Extract the lines that carry the string "notice" from the listing.
#### Given information
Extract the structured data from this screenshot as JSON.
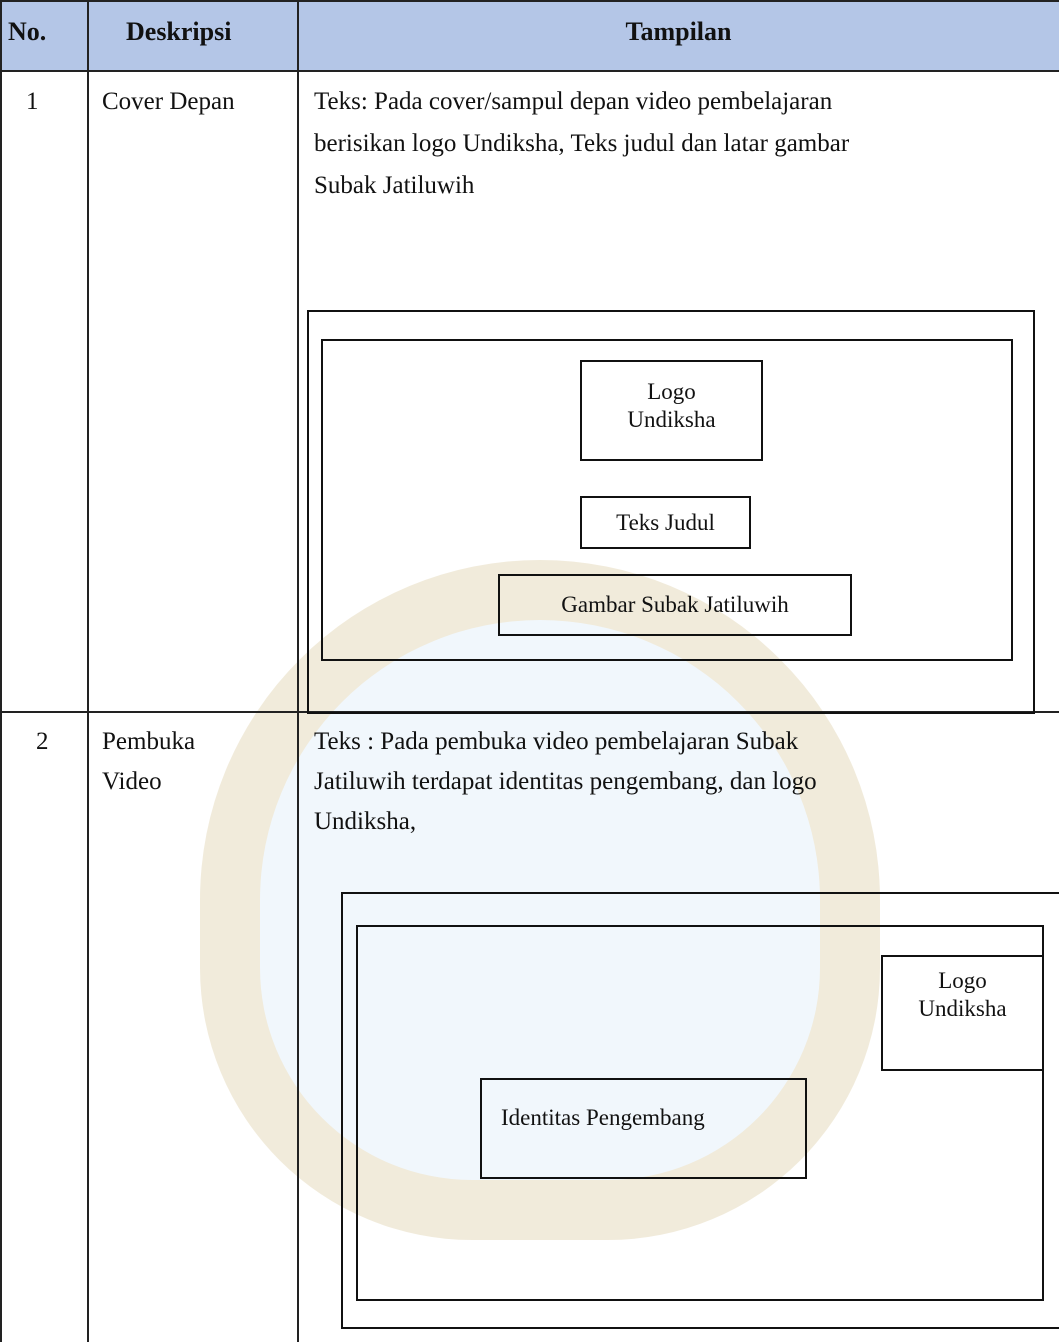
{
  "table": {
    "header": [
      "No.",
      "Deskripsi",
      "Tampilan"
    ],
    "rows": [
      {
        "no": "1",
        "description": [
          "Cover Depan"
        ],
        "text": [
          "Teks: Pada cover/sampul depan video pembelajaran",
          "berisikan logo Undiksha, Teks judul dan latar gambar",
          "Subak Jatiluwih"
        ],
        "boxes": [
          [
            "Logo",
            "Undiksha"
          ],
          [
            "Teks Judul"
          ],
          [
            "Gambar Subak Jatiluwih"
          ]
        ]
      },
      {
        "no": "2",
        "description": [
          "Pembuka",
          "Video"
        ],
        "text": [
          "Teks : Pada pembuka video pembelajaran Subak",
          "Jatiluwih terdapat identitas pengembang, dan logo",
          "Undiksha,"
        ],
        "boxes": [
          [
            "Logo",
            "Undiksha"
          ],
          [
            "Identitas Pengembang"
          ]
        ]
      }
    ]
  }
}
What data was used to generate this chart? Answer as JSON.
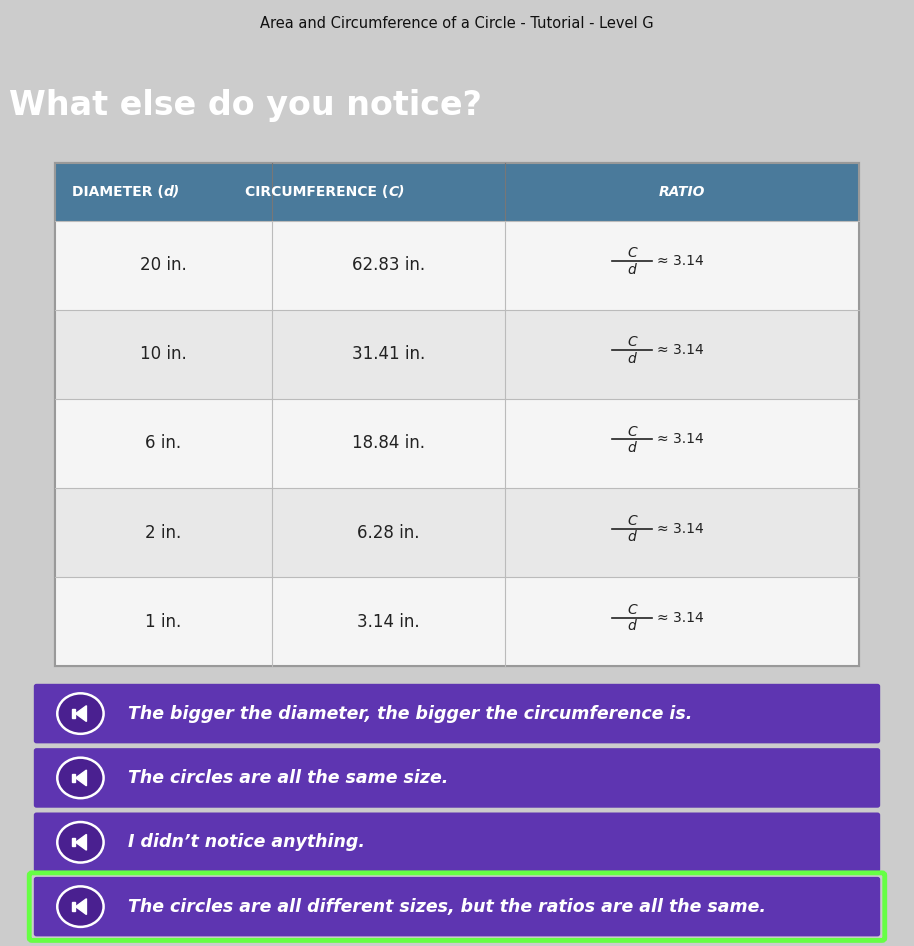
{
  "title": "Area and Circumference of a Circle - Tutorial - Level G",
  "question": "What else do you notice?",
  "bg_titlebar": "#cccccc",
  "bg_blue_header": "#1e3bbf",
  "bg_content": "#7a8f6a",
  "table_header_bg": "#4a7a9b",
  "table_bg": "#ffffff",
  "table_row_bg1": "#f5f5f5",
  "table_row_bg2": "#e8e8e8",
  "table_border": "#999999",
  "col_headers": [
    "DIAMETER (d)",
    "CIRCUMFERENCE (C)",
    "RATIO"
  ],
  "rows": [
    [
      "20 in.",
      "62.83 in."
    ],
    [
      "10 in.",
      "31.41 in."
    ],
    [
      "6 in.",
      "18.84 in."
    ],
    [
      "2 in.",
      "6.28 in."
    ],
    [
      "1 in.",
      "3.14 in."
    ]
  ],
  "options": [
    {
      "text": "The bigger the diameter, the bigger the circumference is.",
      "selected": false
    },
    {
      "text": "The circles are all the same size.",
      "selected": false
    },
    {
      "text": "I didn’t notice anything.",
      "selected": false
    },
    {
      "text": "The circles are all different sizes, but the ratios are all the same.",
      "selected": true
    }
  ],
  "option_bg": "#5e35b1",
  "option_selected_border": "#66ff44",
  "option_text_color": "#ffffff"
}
########
#### Given information
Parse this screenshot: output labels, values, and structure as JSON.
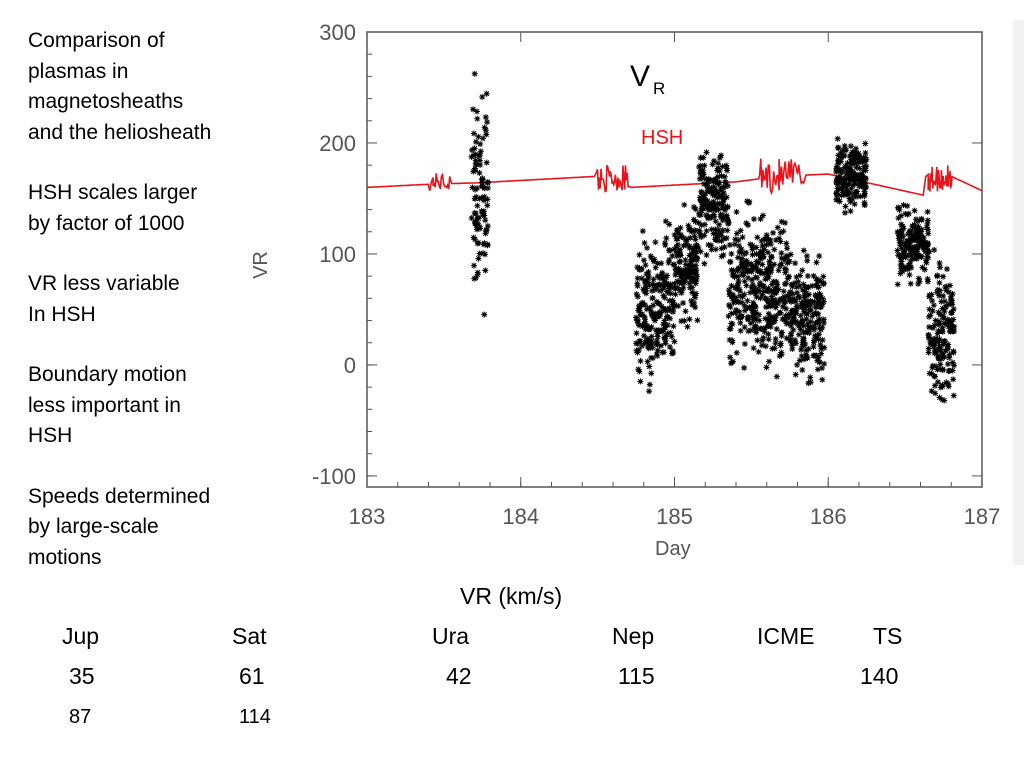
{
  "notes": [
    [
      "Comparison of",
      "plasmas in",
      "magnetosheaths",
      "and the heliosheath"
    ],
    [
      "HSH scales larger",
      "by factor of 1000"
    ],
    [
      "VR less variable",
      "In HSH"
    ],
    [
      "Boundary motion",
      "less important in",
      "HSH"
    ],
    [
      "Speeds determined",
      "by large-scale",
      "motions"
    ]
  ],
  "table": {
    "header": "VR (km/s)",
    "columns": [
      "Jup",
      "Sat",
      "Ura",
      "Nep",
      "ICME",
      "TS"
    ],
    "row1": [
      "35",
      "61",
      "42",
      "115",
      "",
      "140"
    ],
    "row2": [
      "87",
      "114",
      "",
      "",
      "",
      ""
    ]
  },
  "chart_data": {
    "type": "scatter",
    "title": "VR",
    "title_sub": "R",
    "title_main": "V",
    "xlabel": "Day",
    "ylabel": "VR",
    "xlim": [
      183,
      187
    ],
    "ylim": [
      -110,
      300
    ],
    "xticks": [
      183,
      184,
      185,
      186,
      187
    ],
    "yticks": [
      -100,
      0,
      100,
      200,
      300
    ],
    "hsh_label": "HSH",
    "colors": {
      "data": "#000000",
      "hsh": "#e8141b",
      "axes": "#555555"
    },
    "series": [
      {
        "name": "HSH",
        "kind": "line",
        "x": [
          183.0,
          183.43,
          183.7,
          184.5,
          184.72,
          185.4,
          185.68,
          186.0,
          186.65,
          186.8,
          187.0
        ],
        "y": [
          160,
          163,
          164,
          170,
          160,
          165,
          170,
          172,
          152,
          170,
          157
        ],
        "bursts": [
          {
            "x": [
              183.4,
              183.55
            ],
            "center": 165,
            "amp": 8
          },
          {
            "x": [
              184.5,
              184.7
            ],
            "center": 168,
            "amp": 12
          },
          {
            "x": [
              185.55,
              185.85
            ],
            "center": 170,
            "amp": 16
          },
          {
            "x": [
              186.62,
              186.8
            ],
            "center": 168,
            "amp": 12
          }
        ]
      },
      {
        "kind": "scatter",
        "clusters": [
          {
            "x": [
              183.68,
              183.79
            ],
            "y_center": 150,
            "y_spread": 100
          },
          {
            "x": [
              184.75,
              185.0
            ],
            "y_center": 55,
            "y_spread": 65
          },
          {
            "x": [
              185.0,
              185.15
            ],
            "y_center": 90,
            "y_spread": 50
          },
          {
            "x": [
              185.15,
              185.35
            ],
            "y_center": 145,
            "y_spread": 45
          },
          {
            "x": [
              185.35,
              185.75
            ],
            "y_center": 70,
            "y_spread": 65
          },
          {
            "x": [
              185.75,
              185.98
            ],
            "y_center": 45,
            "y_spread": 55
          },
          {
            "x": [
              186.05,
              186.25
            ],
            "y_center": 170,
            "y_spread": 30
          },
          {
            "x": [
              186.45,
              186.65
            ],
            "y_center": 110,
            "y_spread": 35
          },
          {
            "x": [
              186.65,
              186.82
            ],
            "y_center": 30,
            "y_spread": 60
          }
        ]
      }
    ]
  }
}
########
#### Given information
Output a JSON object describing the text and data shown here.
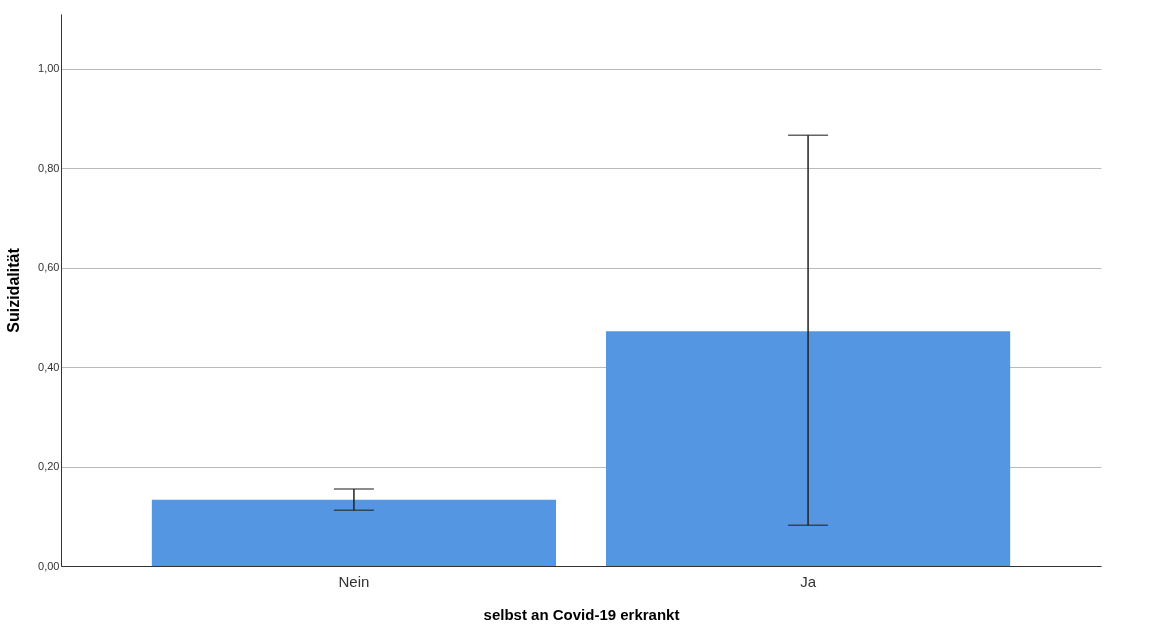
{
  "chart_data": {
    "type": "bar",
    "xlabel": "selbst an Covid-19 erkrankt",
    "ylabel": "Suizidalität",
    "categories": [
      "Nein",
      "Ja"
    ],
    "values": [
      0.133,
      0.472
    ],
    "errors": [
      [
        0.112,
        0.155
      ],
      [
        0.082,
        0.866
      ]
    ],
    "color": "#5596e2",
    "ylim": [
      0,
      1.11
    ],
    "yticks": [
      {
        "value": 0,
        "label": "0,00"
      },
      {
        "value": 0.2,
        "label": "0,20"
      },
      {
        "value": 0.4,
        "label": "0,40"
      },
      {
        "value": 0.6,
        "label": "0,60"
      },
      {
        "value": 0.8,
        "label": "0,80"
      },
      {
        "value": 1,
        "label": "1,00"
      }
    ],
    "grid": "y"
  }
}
########
_Finished task_
  "question": "What else do you notice?",
      "text": "I didn’t notice anything.",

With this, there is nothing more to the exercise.